> _DIRECTION_: In the records, take the lines starting at the one containing "section-heading: ‘헌정질서 수호’를" and ending at the one containing "issue-label: 이슈 1호 [1115,137,1212,166]", and replace "header-top-stripe" with "header-band". Return only those lines, with nothing else changed.

> _Entries taken from a collection_:
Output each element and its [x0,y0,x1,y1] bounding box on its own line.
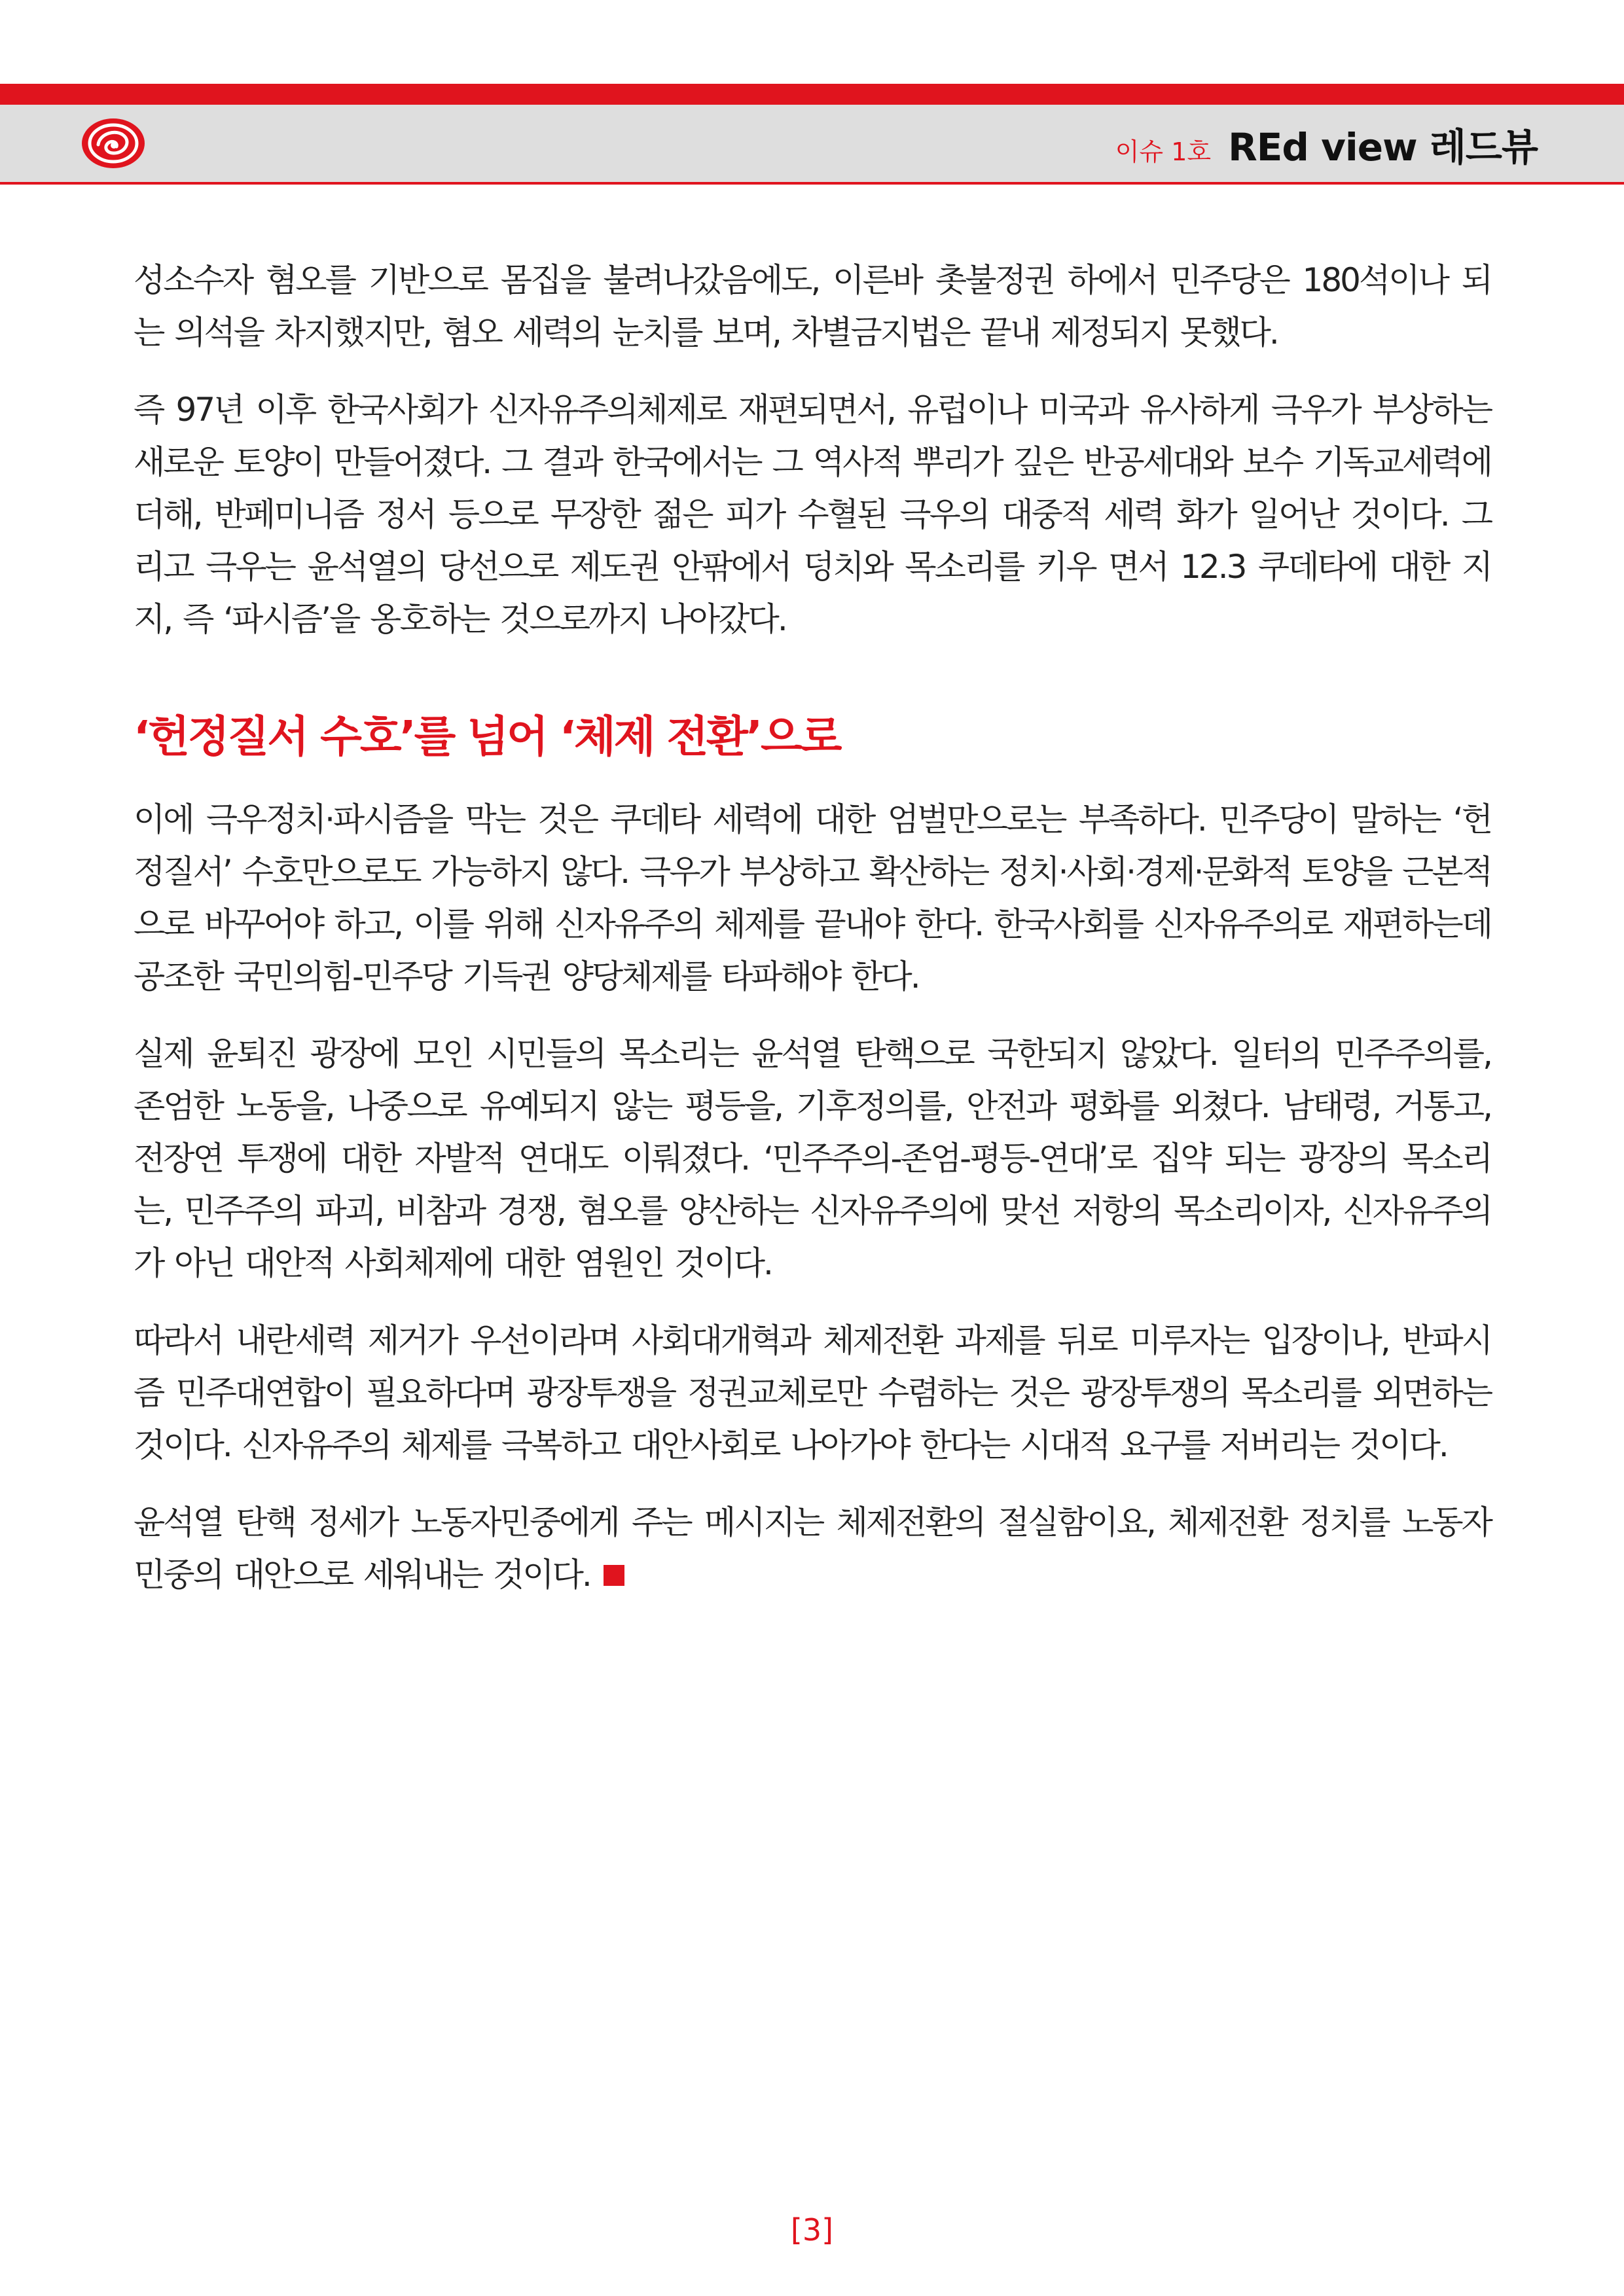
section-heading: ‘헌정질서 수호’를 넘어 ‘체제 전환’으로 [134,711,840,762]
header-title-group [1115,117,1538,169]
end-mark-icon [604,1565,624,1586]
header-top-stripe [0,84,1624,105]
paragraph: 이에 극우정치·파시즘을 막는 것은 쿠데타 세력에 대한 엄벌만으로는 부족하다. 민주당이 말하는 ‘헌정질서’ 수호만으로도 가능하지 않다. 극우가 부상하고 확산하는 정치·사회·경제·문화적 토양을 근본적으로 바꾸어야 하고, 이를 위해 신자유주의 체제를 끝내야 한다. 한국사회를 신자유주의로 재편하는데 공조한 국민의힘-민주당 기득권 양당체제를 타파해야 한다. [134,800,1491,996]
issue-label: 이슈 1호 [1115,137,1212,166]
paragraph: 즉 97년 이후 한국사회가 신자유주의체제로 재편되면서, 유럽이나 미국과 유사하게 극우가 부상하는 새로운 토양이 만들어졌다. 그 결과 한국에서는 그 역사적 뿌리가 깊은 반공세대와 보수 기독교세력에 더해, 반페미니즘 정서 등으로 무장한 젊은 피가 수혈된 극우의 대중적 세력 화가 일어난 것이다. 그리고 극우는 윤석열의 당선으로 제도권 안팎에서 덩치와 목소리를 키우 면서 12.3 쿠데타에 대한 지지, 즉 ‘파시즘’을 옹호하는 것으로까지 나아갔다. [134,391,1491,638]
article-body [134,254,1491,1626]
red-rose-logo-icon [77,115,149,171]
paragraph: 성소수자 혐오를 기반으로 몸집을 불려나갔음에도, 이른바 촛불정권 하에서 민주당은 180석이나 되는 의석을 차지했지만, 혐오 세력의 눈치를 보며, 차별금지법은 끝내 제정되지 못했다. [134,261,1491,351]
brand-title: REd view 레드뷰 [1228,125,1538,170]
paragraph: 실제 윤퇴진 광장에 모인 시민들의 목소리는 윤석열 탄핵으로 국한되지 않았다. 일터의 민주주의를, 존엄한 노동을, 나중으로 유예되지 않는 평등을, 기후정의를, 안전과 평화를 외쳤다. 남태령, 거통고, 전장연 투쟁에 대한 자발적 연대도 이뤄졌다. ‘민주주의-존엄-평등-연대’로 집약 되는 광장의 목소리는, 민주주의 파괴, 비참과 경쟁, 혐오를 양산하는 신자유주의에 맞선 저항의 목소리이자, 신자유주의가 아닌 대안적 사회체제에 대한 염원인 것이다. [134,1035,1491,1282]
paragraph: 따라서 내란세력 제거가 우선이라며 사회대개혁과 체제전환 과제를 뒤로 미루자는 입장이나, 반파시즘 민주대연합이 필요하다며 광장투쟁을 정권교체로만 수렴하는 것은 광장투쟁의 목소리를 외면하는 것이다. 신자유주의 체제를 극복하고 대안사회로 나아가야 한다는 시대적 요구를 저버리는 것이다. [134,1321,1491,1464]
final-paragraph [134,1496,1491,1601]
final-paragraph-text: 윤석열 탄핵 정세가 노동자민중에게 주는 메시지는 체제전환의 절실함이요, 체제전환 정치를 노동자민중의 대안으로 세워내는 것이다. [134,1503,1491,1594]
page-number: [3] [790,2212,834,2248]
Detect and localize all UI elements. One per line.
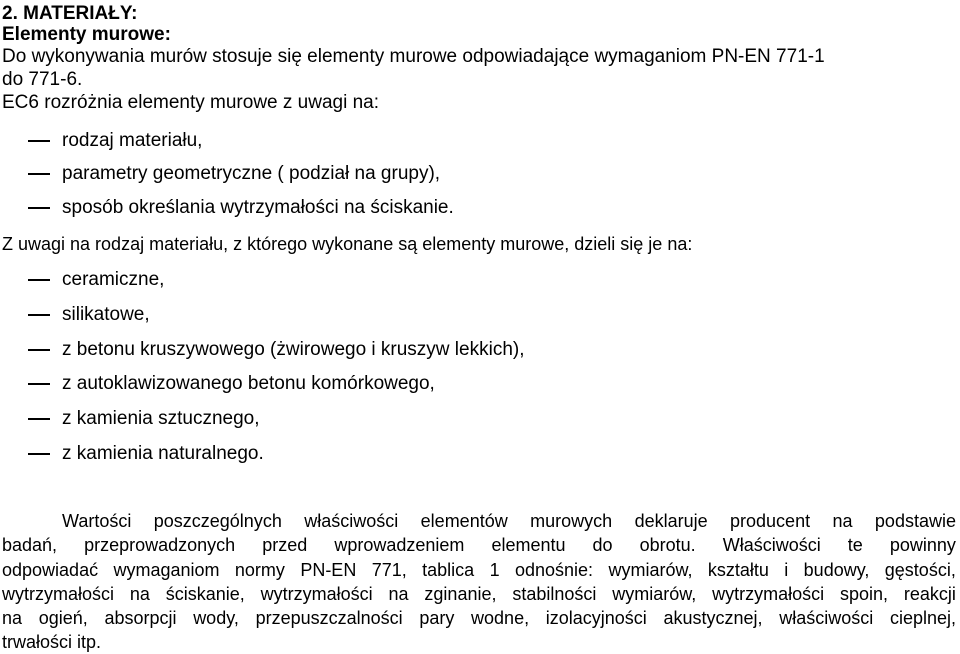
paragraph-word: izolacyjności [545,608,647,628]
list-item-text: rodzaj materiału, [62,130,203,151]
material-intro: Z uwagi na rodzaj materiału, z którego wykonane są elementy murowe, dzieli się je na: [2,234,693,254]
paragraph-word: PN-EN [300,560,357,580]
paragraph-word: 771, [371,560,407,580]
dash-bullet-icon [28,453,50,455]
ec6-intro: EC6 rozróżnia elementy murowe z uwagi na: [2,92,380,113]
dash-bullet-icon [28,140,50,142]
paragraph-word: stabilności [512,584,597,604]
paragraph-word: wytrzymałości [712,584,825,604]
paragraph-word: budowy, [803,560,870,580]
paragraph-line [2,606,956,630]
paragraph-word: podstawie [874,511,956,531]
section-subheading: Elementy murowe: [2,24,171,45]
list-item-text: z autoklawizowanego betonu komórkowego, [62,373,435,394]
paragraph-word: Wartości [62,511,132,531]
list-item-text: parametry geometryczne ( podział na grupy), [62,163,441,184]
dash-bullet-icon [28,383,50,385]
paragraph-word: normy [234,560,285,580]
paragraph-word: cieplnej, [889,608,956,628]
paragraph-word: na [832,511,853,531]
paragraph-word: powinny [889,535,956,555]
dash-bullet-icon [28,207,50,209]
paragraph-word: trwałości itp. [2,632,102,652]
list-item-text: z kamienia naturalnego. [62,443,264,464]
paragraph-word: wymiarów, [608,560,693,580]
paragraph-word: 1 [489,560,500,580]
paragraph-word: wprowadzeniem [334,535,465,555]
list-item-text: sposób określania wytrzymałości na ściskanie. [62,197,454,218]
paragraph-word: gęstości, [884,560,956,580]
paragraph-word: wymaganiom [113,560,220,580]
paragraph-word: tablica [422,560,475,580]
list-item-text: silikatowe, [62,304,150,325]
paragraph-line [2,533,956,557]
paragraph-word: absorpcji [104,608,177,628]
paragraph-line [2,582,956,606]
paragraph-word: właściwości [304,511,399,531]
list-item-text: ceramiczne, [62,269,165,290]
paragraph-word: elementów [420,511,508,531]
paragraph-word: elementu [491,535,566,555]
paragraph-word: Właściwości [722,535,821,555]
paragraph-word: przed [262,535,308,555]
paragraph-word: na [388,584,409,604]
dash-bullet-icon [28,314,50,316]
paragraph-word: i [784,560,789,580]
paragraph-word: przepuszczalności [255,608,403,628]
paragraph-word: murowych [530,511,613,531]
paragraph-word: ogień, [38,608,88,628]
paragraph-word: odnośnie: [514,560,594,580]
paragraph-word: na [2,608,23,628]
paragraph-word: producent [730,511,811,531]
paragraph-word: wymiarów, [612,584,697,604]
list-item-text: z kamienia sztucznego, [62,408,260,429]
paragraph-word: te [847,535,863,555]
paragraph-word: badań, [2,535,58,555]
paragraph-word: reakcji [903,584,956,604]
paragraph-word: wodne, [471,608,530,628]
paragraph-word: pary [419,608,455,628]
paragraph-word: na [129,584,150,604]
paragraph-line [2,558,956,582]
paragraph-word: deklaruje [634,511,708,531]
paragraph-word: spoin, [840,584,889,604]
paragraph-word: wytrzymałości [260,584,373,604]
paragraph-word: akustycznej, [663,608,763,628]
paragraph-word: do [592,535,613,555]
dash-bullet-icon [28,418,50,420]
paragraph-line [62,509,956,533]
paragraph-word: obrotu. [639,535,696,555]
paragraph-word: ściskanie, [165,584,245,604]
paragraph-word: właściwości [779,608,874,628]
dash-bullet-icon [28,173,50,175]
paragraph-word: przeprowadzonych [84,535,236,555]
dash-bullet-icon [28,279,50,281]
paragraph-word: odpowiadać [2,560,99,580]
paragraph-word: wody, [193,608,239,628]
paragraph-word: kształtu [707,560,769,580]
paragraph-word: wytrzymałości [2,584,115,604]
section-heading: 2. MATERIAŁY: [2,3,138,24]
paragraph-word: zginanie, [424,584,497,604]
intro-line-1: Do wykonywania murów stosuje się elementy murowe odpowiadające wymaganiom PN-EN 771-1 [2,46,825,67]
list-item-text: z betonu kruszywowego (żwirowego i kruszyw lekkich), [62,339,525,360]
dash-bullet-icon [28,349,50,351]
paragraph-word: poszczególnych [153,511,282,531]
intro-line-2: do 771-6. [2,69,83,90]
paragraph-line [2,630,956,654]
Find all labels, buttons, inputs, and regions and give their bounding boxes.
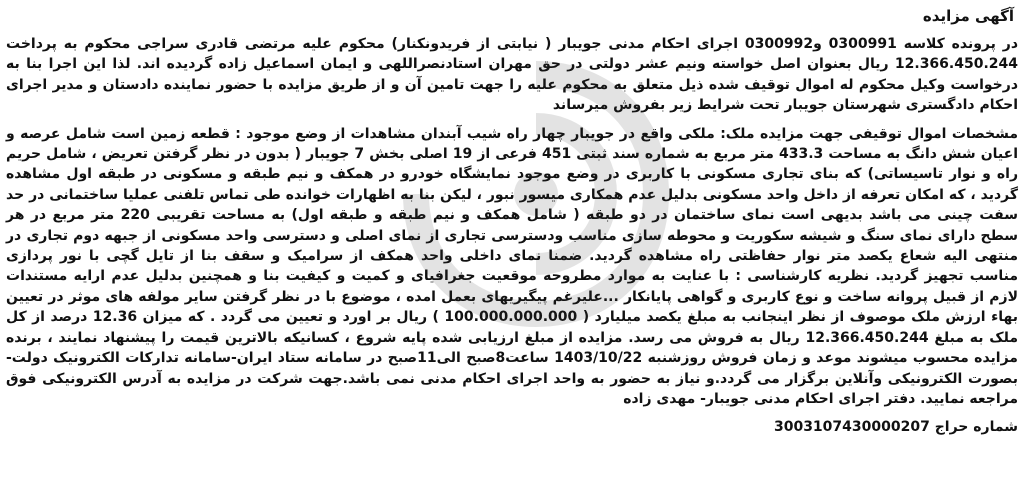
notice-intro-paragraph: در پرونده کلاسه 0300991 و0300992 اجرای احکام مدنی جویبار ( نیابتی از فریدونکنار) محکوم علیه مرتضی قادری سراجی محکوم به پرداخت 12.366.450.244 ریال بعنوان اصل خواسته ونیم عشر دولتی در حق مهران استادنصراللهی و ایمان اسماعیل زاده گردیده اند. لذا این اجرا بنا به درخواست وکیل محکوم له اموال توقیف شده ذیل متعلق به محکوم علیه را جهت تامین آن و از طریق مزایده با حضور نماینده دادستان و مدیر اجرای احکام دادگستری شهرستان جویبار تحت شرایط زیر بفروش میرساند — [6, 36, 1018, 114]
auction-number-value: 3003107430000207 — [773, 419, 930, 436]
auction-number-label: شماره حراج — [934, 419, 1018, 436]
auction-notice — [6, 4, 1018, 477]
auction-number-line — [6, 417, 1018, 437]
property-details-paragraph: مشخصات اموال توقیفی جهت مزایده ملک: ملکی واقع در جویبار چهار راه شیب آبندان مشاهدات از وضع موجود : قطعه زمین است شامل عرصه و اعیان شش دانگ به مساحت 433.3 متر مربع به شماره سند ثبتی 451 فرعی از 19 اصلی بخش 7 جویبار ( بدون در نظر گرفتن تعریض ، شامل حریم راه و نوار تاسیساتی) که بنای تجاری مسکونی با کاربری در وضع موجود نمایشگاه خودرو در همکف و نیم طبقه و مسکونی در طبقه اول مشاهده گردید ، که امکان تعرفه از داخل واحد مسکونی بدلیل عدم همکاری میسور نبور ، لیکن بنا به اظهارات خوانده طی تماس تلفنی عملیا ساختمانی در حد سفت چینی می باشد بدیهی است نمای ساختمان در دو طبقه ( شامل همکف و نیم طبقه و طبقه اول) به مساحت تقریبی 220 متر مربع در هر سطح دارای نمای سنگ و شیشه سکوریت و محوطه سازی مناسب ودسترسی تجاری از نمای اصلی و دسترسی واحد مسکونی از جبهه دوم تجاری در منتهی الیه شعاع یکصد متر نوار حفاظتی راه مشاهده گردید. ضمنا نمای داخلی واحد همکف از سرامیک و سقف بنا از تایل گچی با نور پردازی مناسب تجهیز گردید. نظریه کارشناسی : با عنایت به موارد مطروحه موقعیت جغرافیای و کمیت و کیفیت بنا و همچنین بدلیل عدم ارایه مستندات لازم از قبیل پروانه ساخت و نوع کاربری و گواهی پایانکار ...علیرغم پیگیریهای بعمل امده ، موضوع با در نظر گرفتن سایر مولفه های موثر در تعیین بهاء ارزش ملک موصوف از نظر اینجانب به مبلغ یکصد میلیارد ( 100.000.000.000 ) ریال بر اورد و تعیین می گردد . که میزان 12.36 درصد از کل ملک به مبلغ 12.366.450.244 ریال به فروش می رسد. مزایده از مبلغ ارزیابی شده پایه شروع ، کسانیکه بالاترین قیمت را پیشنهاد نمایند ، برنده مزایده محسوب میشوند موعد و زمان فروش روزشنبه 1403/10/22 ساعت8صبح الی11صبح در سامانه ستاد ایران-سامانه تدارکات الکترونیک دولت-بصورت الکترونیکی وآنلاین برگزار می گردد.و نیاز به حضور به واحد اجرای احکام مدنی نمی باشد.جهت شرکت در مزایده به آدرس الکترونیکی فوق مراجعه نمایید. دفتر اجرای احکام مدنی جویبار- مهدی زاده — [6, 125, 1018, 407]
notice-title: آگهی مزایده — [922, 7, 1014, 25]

> _EXERCISE RESPONSE_:
section-heading: ‘헌정질서 수호’를 넘어 ‘체제 전환’으로 [134,711,840,762]
header-title-group [1115,117,1538,169]
end-mark-icon [604,1565,624,1586]
header-band [0,84,1624,105]
paragraph: 이에 극우정치·파시즘을 막는 것은 쿠데타 세력에 대한 엄벌만으로는 부족하다. 민주당이 말하는 ‘헌정질서’ 수호만으로도 가능하지 않다. 극우가 부상하고 확산하는 정치·사회·경제·문화적 토양을 근본적으로 바꾸어야 하고, 이를 위해 신자유주의 체제를 끝내야 한다. 한국사회를 신자유주의로 재편하는데 공조한 국민의힘-민주당 기득권 양당체제를 타파해야 한다. [134,800,1491,996]
issue-label: 이슈 1호 [1115,137,1212,166]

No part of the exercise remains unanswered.